%%

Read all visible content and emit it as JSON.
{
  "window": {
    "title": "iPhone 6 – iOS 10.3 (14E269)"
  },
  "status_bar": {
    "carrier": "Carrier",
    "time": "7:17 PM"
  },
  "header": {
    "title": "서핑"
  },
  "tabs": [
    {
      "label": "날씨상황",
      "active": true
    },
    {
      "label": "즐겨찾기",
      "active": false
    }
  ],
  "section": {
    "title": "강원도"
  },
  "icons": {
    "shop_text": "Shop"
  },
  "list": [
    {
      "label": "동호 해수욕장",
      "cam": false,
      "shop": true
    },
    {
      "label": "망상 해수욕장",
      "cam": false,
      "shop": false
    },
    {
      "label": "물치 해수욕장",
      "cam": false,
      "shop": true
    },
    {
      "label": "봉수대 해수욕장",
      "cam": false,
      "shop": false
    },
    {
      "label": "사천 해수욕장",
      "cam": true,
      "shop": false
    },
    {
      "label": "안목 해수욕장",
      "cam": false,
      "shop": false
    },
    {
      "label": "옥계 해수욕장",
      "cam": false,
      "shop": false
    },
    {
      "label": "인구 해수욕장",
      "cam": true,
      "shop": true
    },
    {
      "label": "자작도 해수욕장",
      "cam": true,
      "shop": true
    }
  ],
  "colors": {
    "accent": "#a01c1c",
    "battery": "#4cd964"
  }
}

%%

Copy out every entry again, exactly as it was given.

Read all visible content and emit it as JSON.
{
  "window": {
    "title": "iPhone 6 – iOS 10.3 (14E269)"
  },
  "status_bar": {
    "carrier": "Carrier",
    "time": "7:17 PM"
  },
  "header": {
    "title": "서핑"
  },
  "tabs": [
    {
      "label": "날씨상황",
      "active": true
    },
    {
      "label": "즐겨찾기",
      "active": false
    }
  ],
  "section": {
    "title": "강원도"
  },
  "icons": {
    "shop_text": "Shop"
  },
  "list": [
    {
      "label": "동호 해수욕장",
      "cam": false,
      "shop": true
    },
    {
      "label": "망상 해수욕장",
      "cam": false,
      "shop": false
    },
    {
      "label": "물치 해수욕장",
      "cam": false,
      "shop": true
    },
    {
      "label": "봉수대 해수욕장",
      "cam": false,
      "shop": false
    },
    {
      "label": "사천 해수욕장",
      "cam": true,
      "shop": false
    },
    {
      "label": "안목 해수욕장",
      "cam": false,
      "shop": false
    },
    {
      "label": "옥계 해수욕장",
      "cam": false,
      "shop": false
    },
    {
      "label": "인구 해수욕장",
      "cam": true,
      "shop": true
    },
    {
      "label": "자작도 해수욕장",
      "cam": true,
      "shop": true
    }
  ],
  "colors": {
    "accent": "#a01c1c",
    "battery": "#4cd964"
  }
}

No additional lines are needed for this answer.